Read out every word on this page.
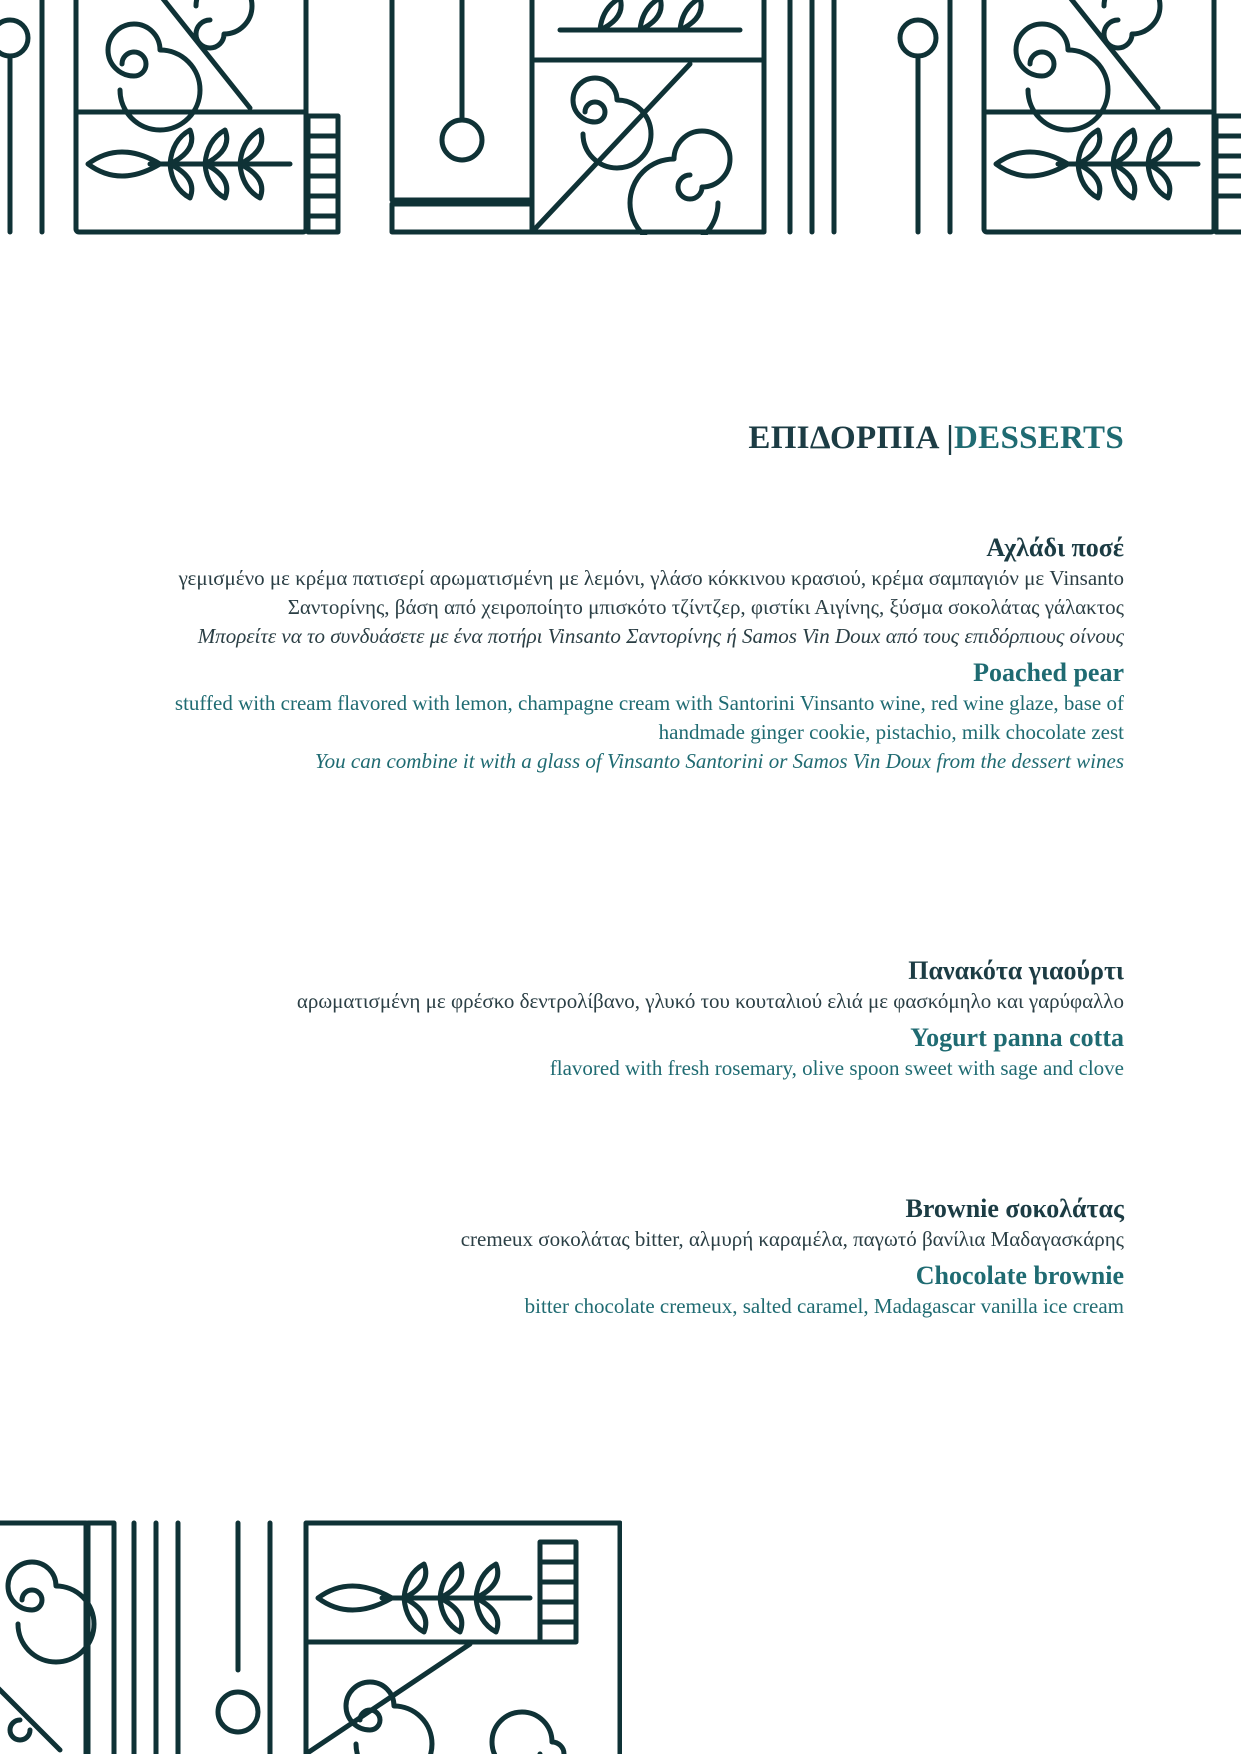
ΕΠΙΔΟΡΠΙΑ |DESSERTS
Αχλάδι ποσέ
γεμισμένο με κρέμα πατισερί αρωματισμένη με λεμόνι, γλάσο κόκκινου κρασιού, κρέμα σαμπαγιόν με Vinsanto Σαντορίνης, βάση από χειροποίητο μπισκότο τζίντζερ, φιστίκι Αιγίνης, ξύσμα σοκολάτας γάλακτος
Μπορείτε να το συνδυάσετε με ένα ποτήρι Vinsanto Σαντορίνης ή Samos Vin Doux από τους επιδόρπιους οίνους
Poached pear
stuffed with cream flavored with lemon, champagne cream with Santorini Vinsanto wine, red wine glaze, base of handmade ginger cookie, pistachio, milk chocolate zest
You can combine it with a glass of Vinsanto Santorini or Samos Vin Doux from the dessert wines
Πανακότα γιαούρτι
αρωματισμένη με φρέσκο δεντρολίβανο, γλυκό του κουταλιού ελιά με φασκόμηλο και γαρύφαλλο
Yogurt panna cotta
flavored with fresh rosemary, olive spoon sweet with sage and clove
Brownie σοκολάτας
cremeux σοκολάτας bitter, αλμυρή καραμέλα, παγωτό βανίλια Μαδαγασκάρης
Chocolate brownie
bitter chocolate cremeux, salted caramel, Madagascar vanilla ice cream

______

EXERCISE PROMPT: Leave out the pictures and output every record above precisely as given.

RESULT FOR THIS EXERCISE:
Read out every word on this page.
ΕΠΙΔΟΡΠΙΑ |DESSERTS
Αχλάδι ποσέ
γεμισμένο με κρέμα πατισερί αρωματισμένη με λεμόνι, γλάσο κόκκινου κρασιού, κρέμα σαμπαγιόν με Vinsanto Σαντορίνης, βάση από χειροποίητο μπισκότο τζίντζερ, φιστίκι Αιγίνης, ξύσμα σοκολάτας γάλακτος
Μπορείτε να το συνδυάσετε με ένα ποτήρι Vinsanto Σαντορίνης ή Samos Vin Doux από τους επιδόρπιους οίνους
Poached pear
stuffed with cream flavored with lemon, champagne cream with Santorini Vinsanto wine, red wine glaze, base of handmade ginger cookie, pistachio, milk chocolate zest
You can combine it with a glass of Vinsanto Santorini or Samos Vin Doux from the dessert wines
Πανακότα γιαούρτι
αρωματισμένη με φρέσκο δεντρολίβανο, γλυκό του κουταλιού ελιά με φασκόμηλο και γαρύφαλλο
Yogurt panna cotta
flavored with fresh rosemary, olive spoon sweet with sage and clove
Brownie σοκολάτας
cremeux σοκολάτας bitter, αλμυρή καραμέλα, παγωτό βανίλια Μαδαγασκάρης
Chocolate brownie
bitter chocolate cremeux, salted caramel, Madagascar vanilla ice cream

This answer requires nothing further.